- **STORED ROWS**
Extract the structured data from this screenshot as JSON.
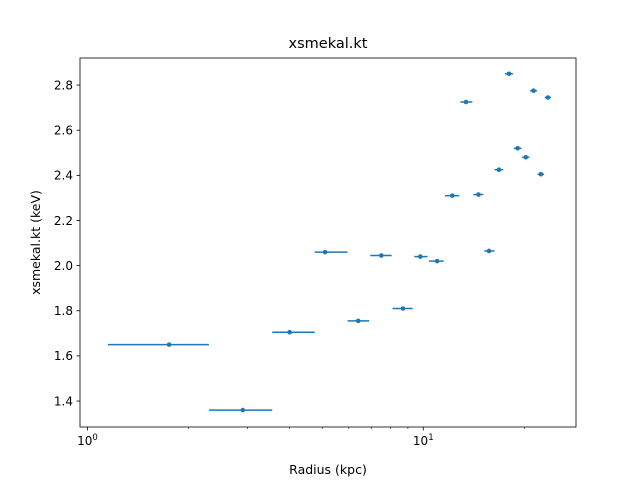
{
  "chart_data": {
    "type": "scatter",
    "title": "xsmekal.kt",
    "xlabel": "Radius (kpc)",
    "ylabel": "xsmekal.kt (keV)",
    "xscale": "log",
    "xlim": [
      0.95,
      28.5
    ],
    "ylim": [
      1.285,
      2.92
    ],
    "x_ticks": [
      {
        "value": 1,
        "label": "10^0"
      },
      {
        "value": 10,
        "label": "10^1"
      }
    ],
    "y_ticks": [
      1.4,
      1.6,
      1.8,
      2.0,
      2.2,
      2.4,
      2.6,
      2.8
    ],
    "y_tick_labels": [
      "1.4",
      "1.6",
      "1.8",
      "2.0",
      "2.2",
      "2.4",
      "2.6",
      "2.8"
    ],
    "grid": false,
    "legend": "none",
    "color": "#1f77b4",
    "series": [
      {
        "points": [
          {
            "x": 1.75,
            "xlo": 1.15,
            "xhi": 2.3,
            "y": 1.65
          },
          {
            "x": 2.9,
            "xlo": 2.3,
            "xhi": 3.55,
            "y": 1.36
          },
          {
            "x": 4.0,
            "xlo": 3.55,
            "xhi": 4.75,
            "y": 1.705
          },
          {
            "x": 5.1,
            "xlo": 4.75,
            "xhi": 5.95,
            "y": 2.06
          },
          {
            "x": 6.4,
            "xlo": 5.95,
            "xhi": 6.9,
            "y": 1.755
          },
          {
            "x": 7.5,
            "xlo": 6.95,
            "xhi": 8.05,
            "y": 2.045
          },
          {
            "x": 8.7,
            "xlo": 8.1,
            "xhi": 9.3,
            "y": 1.81
          },
          {
            "x": 9.8,
            "xlo": 9.4,
            "xhi": 10.3,
            "y": 2.04
          },
          {
            "x": 11.0,
            "xlo": 10.4,
            "xhi": 11.5,
            "y": 2.02
          },
          {
            "x": 12.2,
            "xlo": 11.6,
            "xhi": 12.8,
            "y": 2.31
          },
          {
            "x": 13.4,
            "xlo": 12.9,
            "xhi": 14.0,
            "y": 2.725
          },
          {
            "x": 14.6,
            "xlo": 14.1,
            "xhi": 15.1,
            "y": 2.315
          },
          {
            "x": 15.7,
            "xlo": 15.2,
            "xhi": 16.3,
            "y": 2.065
          },
          {
            "x": 16.8,
            "xlo": 16.3,
            "xhi": 17.3,
            "y": 2.425
          },
          {
            "x": 18.0,
            "xlo": 17.5,
            "xhi": 18.5,
            "y": 2.85
          },
          {
            "x": 19.1,
            "xlo": 18.6,
            "xhi": 19.6,
            "y": 2.52
          },
          {
            "x": 20.2,
            "xlo": 19.7,
            "xhi": 20.7,
            "y": 2.48
          },
          {
            "x": 21.3,
            "xlo": 20.8,
            "xhi": 21.8,
            "y": 2.775
          },
          {
            "x": 22.4,
            "xlo": 21.9,
            "xhi": 22.9,
            "y": 2.405
          },
          {
            "x": 23.5,
            "xlo": 23.0,
            "xhi": 24.0,
            "y": 2.745
          }
        ]
      }
    ]
  }
}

- **EXERCISE INSTRUCTIONS**
Lines containing the word "xsmekal" must all be returned from the material above.

- **SOLUTION BELOW**
    "title": "xsmekal.kt",
    "ylabel": "xsmekal.kt (keV)",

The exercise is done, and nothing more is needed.